→ **Task prompt**
Return a copy of each line that holds the string "understand".
-- start Task input --
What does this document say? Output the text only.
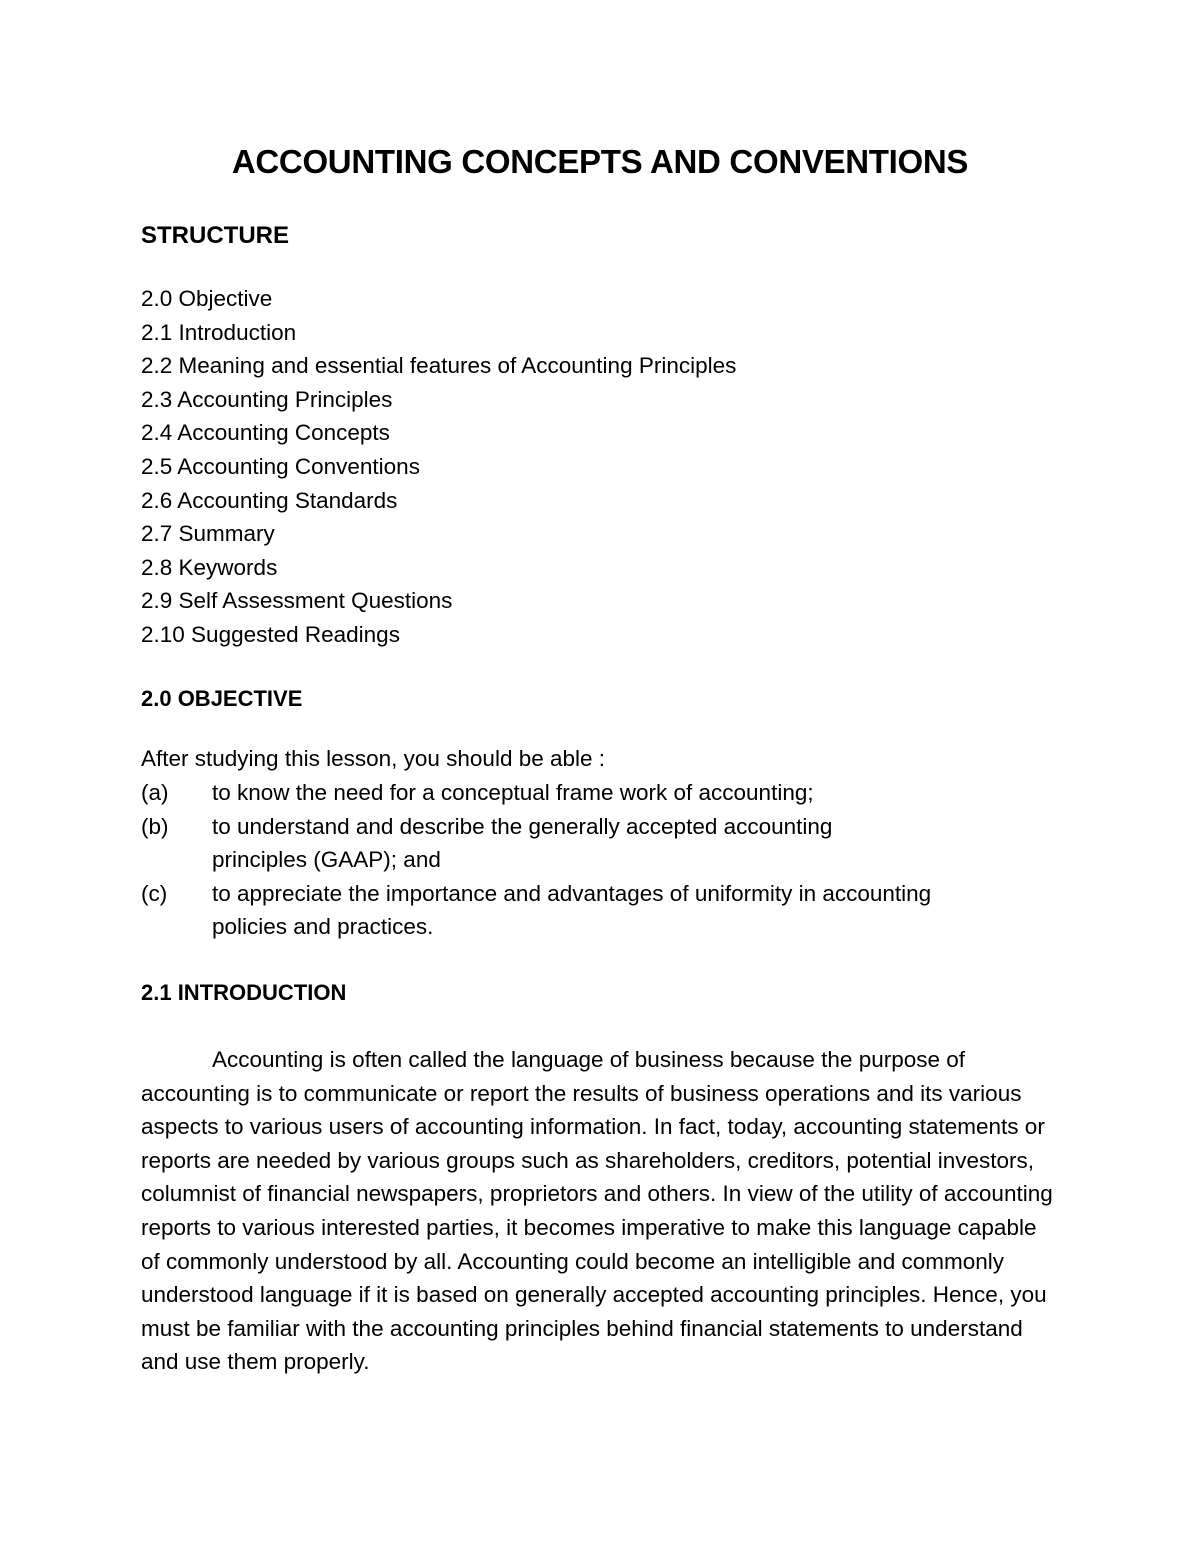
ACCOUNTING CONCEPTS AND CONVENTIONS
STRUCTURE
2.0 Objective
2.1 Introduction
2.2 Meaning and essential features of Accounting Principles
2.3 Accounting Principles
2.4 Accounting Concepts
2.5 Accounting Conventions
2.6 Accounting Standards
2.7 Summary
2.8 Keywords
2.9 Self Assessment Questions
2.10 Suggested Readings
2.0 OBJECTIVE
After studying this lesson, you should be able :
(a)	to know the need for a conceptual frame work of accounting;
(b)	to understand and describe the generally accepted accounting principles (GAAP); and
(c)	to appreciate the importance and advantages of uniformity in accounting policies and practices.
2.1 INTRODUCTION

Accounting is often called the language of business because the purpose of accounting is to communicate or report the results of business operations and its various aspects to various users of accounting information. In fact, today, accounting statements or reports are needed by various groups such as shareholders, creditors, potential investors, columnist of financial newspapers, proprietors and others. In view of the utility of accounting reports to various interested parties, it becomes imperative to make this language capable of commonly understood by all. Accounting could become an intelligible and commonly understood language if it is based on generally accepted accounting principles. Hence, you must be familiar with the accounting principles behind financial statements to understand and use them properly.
-- end Task input --
→ **Exercise answer**
(b)	to understand and describe the generally accepted accounting principles (GAAP); and
Accounting is often called the language of business because the purpose of accounting is to communicate or report the results of business operations and its various aspects to various users of accounting information. In fact, today, accounting statements or reports are needed by various groups such as shareholders, creditors, potential investors, columnist of financial newspapers, proprietors and others. In view of the utility of accounting reports to various interested parties, it becomes imperative to make this language capable of commonly understood by all. Accounting could become an intelligible and commonly understood language if it is based on generally accepted accounting principles. Hence, you must be familiar with the accounting principles behind financial statements to understand and use them properly.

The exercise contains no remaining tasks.